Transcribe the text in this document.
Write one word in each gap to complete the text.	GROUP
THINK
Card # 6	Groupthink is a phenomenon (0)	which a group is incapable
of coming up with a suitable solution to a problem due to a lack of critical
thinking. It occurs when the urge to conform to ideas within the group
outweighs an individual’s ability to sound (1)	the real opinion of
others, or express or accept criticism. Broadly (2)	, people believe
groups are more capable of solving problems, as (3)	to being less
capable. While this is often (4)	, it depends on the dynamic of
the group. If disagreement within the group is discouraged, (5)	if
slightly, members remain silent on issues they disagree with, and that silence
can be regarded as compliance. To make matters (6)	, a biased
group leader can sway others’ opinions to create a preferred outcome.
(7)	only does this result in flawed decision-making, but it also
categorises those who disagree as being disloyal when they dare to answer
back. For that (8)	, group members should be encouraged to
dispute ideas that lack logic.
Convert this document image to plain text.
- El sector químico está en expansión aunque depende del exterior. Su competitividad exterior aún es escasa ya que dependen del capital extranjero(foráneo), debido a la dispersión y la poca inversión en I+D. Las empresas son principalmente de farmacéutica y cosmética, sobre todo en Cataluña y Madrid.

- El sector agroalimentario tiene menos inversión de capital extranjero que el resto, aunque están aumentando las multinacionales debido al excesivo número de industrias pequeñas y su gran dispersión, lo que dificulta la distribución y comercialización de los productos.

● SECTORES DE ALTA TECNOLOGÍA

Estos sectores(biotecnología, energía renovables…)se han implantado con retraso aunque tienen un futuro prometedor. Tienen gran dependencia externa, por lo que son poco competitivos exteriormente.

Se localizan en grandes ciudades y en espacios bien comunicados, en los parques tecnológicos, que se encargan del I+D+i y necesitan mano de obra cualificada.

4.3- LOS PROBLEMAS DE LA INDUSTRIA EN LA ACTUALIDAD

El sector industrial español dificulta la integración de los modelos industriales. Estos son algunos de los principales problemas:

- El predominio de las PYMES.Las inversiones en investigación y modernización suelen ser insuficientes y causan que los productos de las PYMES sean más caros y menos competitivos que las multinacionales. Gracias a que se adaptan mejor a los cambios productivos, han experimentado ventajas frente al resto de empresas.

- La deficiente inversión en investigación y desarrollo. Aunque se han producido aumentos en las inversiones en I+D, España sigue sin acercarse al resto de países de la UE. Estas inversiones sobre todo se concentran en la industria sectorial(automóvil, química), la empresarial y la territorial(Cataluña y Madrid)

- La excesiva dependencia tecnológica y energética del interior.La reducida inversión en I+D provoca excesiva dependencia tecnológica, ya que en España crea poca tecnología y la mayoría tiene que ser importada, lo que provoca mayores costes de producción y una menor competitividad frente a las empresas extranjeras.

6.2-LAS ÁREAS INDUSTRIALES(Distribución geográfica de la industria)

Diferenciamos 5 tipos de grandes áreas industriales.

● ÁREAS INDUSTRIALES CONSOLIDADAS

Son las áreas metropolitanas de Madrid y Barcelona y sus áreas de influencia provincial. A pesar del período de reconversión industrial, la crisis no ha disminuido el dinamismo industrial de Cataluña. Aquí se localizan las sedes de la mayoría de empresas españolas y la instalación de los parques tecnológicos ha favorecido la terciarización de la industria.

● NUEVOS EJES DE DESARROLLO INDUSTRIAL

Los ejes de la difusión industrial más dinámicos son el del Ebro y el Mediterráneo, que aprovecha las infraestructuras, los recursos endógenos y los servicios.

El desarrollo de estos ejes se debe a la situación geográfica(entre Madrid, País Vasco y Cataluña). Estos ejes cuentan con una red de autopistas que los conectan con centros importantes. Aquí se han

★ ★ ★ ★ ★ ★ ★

=== DIRECTIONS ===
Above are some records. Print them all exactly.

=== RESULT FOR THIS TASK ===
Transcribe the text in this document.
Write one word in each gap to complete the text.	GROUP
THINK
Card # 6	Groupthink is a phenomenon (0)	which a group is incapable
of coming up with a suitable solution to a problem due to a lack of critical
thinking. It occurs when the urge to conform to ideas within the group
outweighs an individual’s ability to sound (1)	the real opinion of
others, or express or accept criticism. Broadly (2)	, people believe
groups are more capable of solving problems, as (3)	to being less
capable. While this is often (4)	, it depends on the dynamic of
the group. If disagreement within the group is discouraged, (5)	if
slightly, members remain silent on issues they disagree with, and that silence
can be regarded as compliance. To make matters (6)	, a biased
group leader can sway others’ opinions to create a preferred outcome.
(7)	only does this result in flawed decision-making, but it also
categorises those who disagree as being disloyal when they dare to answer
back. For that (8)	, group members should be encouraged to
dispute ideas that lack logic.
Convert this document image to plain text.
- El sector químico está en expansión aunque depende del exterior. Su competitividad exterior aún es escasa ya que dependen del capital extranjero(foráneo), debido a la dispersión y la poca inversión en I+D. Las empresas son principalmente de farmacéutica y cosmética, sobre todo en Cataluña y Madrid.

- El sector agroalimentario tiene menos inversión de capital extranjero que el resto, aunque están aumentando las multinacionales debido al excesivo número de industrias pequeñas y su gran dispersión, lo que dificulta la distribución y comercialización de los productos.

● SECTORES DE ALTA TECNOLOGÍA

Estos sectores(biotecnología, energía renovables…)se han implantado con retraso aunque tienen un futuro prometedor. Tienen gran dependencia externa, por lo que son poco competitivos exteriormente.

Se localizan en grandes ciudades y en espacios bien comunicados, en los parques tecnológicos, que se encargan del I+D+i y necesitan mano de obra cualificada.

4.3- LOS PROBLEMAS DE LA INDUSTRIA EN LA ACTUALIDAD

El sector industrial español dificulta la integración de los modelos industriales. Estos son algunos de los principales problemas:

- El predominio de las PYMES.Las inversiones en investigación y modernización suelen ser insuficientes y causan que los productos de las PYMES sean más caros y menos competitivos que las multinacionales. Gracias a que se adaptan mejor a los cambios productivos, han experimentado ventajas frente al resto de empresas.

- La deficiente inversión en investigación y desarrollo. Aunque se han producido aumentos en las inversiones en I+D, España sigue sin acercarse al resto de países de la UE. Estas inversiones sobre todo se concentran en la industria sectorial(automóvil, química), la empresarial y la territorial(Cataluña y Madrid)

- La excesiva dependencia tecnológica y energética del interior.La reducida inversión en I+D provoca excesiva dependencia tecnológica, ya que en España crea poca tecnología y la mayoría tiene que ser importada, lo que provoca mayores costes de producción y una menor competitividad frente a las empresas extranjeras.

6.2-LAS ÁREAS INDUSTRIALES(Distribución geográfica de la industria)

Diferenciamos 5 tipos de grandes áreas industriales.

● ÁREAS INDUSTRIALES CONSOLIDADAS

Son las áreas metropolitanas de Madrid y Barcelona y sus áreas de influencia provincial. A pesar del período de reconversión industrial, la crisis no ha disminuido el dinamismo industrial de Cataluña. Aquí se localizan las sedes de la mayoría de empresas españolas y la instalación de los parques tecnológicos ha favorecido la terciarización de la industria.

● NUEVOS EJES DE DESARROLLO INDUSTRIAL

Los ejes de la difusión industrial más dinámicos son el del Ebro y el Mediterráneo, que aprovecha las infraestructuras, los recursos endógenos y los servicios.

El desarrollo de estos ejes se debe a la situación geográfica(entre Madrid, País Vasco y Cataluña). Estos ejes cuentan con una red de autopistas que los conectan con centros importantes. Aquí se han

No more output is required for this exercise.